═══ Given information

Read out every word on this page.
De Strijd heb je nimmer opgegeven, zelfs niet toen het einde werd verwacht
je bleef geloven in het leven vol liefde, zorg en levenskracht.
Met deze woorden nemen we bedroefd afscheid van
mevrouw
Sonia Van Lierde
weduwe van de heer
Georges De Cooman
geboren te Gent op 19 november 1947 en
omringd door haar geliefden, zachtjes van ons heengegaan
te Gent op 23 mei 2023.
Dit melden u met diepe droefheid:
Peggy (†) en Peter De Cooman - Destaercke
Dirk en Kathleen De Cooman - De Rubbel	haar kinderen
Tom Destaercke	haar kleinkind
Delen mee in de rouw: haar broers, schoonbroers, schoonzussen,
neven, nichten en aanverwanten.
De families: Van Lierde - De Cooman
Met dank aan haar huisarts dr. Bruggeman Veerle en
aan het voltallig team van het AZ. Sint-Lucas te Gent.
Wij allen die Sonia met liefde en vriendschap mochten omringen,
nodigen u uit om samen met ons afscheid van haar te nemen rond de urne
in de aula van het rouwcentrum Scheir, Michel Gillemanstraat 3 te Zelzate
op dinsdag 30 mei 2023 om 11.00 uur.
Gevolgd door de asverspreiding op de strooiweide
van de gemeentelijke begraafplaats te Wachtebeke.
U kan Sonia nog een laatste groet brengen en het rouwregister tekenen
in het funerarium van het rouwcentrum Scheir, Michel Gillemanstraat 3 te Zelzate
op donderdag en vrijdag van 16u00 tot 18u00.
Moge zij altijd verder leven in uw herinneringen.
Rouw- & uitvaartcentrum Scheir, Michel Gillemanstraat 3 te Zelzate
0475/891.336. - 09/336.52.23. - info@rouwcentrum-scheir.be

══════

Exercise prompt ->
Filter the listing for the word "Cooman" and copy every line that holds it.

Response for this exercise ->
Georges De Cooman
Peggy (†) en Peter De Cooman - Destaercke
Dirk en Kathleen De Cooman - De Rubbel	haar kinderen
De families: Van Lierde - De Cooman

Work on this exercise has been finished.